D’après le TomTom Traffic Index [1], la congestion routière dans l’aire urbaine de Luxembourg engendrait en 2019 un temps de parcours additionnel moyen de 36% par rapport au temps de trajet théorique. Ce temps de parcours supplémentaire, qui se dégrade d’année en année, dépasse les 70% dans la quasi-totalité des pics de trafic en semaine (matin et soir), emportant des conséquences sur les plans économique [2], social et environnemental[3]. De plus, les projections de population et d’emploi pour la prochaine décennie[4] apparaissent de moins en moins compatibles avec le maintien des habitudes de déplacement des salariés, qu’ils soient frontaliers… ou résidents.

La qualité de vie, la santé au travail, le respect des engagements climatiques mais aussi l’attractivité économique du «Standort Lëtzebuerg» se trouvent menacés par la dégradation de la situation en matière de mobilité. Dans ce contexte, le gouvernement a publié en 2018 une stratégie pour une mobilité durable (MODU 2.0) qui affiche des objectifs ambitieux à l’horizon 2025, un horizon très court. Pour les seuls déplacements domicile-travail, le report modal envisagé, en considérant une hausse de 20% du nombre de salariés entre 2017 et 2025 par rapport à un scénario où les nouveaux salariés auraient le même comportement que ceux de 2017, reviendrait à «convertir» 73.000 salariés autosolistes[5] sur ce court laps de temps. Par rapport au scénario tendanciel, le principal changement que présuppose le MODU 2.0 revient à une forte augmentation du nombre de passagers de covoiturage (+34.000), suivi des mobilités douces (+15.000 piétons et + 10.000 cyclistes) et enfin par l’utilisation des transports en commun (+14.000), dont la saturation est déjà une contrainte sur certains axes. Ces points ont par ailleurs été développés dans une contribution au numéro de février 2020 du LG magazine.

Les changements de comportements attendus ne relèvent donc pas tant d’un renoncement pur et simple à l’automobile que d’une modification profonde de son utilisation.

 

Les (vastes) contours d’une politique pour une mobilité durable

D’une manière générale, les politiques pour une mobilité durable visent une réduction des externalités négatives économiques (encombrement), sociales (qualité de vie) et environnementales (pollution) que l’on peut imputer aux modes de déplacement actuels. Elles concernent plusieurs champs de l’action publique et se concentrent sur trois types de mesures, visant la réduction des impacts négatifs du système de mobilité, l’accompagnement du report modal et enfin l’incitation à la réduction des déplacements[6].

Il peut arriver que les politiques mises en œuvre dans ce domaine alimentent des effets contradictoires, rendant ce champ d’action particulièrement délicat (par exemple: subventionner l’achat de véhicules électriques, bien que faiblement émetteurs de gaz à effet de serre à l’utilisation peut augmenter la congestion routière et favoriser les «hauts» revenus[7]).

CONSIGNE 1: D'après le texte sur la mobilité au Luxembourg, pourquoi le champ d'action des politiques pour une mobilité durable est-il particulièrement délicat ? Répondez en une à trois phrases.
CONSIGNE 2: Poursuivez le texte sur la mobilité au Luxembourg après sa dernière phrase.
Les lignes ci-après n'ont aucun lien avec le texte.

EXTRAIT SOURCE:
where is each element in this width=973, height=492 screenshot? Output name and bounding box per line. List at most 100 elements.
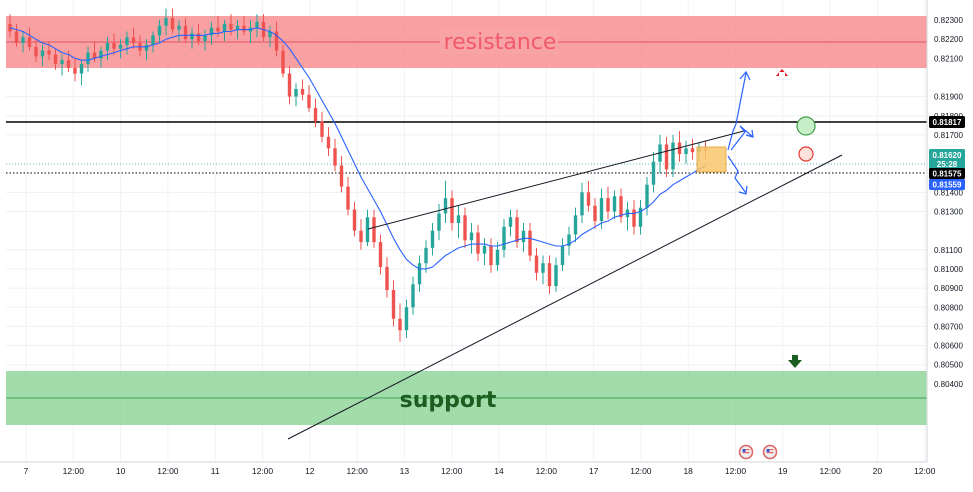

RÉSULTAT 1: Les politiques mises en œuvre dans ce domaine peuvent produire des effets contradictoires. Par exemple, subventionner l'achat de véhicules électriques, peu émetteurs de gaz à effet de serre à l'utilisation, peut augmenter la congestion routière et favoriser les hauts revenus.

RÉSULTAT 2:
Enfin, si la fiscalité ne constitue qu’un levier parmi d’autres, elle peut néanmoins être mobilisée dans chacun de ces aspects, qu’il s’agisse d’inciter les comportements des salariés ou des organisations. En complément d’autres aspects de la politique de mobilité, la réforme fiscale pourrait être mobilisée pour appuyer la stratégie pour une mobilité durable en favorisant le report modal. Dans ce contexte, une réforme de l’avantage en nature pour voitures de société et l’introduction d’une prime de mobilité durable défiscalisée et exonérée de cotisations pourraient être étudiées.

 

Avantage en nature pour voitures de société: à contresens?

Avec 88.000 unités, les véhicules de société représentent quelques 23% du parc automobile luxembourgeois et 47% des immatriculations neuves, en raison d’un taux de renouvellement plus élevé. Fiscalement, l’octroi d’une voiture de société pour usage privé à un salarié doit être déclaré comme un revenu en nature auquel s’applique un barème d’imposition favorisant, dans certains cas, cette option en comparaison à celle de la rémunération en espèces[8]. Les 88.000 voitures de société ne sont cependant pas toutes mises à la disposition privée du salarié si bien que le nombre réel de voitures considérées comme des revenus en nature n’est pas connu. En outre, ni les projets de loi budgétaires, ni les analyses des données fiscales du Conseil économique et social n’évaluent l’ampleur et la distribution de ce traitement fiscal.

A certains égards, cette disposition peut pourtant être considérée comme une incitation à utiliser la voiture pour se rendre au travail, à rebours des objectifs du MODU 2.0 (pour rappel et par extrapolation, baisser de 73.000 le nombre de salariés autosolistes d’ici 2025), mais aussi des engagements en matière d’émissions de gaz à effet de serre (pour rappel, les baisser de 55% en 2030 par rapport à 2005). Etant donné qu’il s’agit d’une rémunération en nature et compte tenu des écarts entre les catégories socio-professionnelles qui en bénéficient[9], elle peut aussi avoir des effets anti-redistributifs en baissant principalement l’imposition des revenus «en haut de l’échelle».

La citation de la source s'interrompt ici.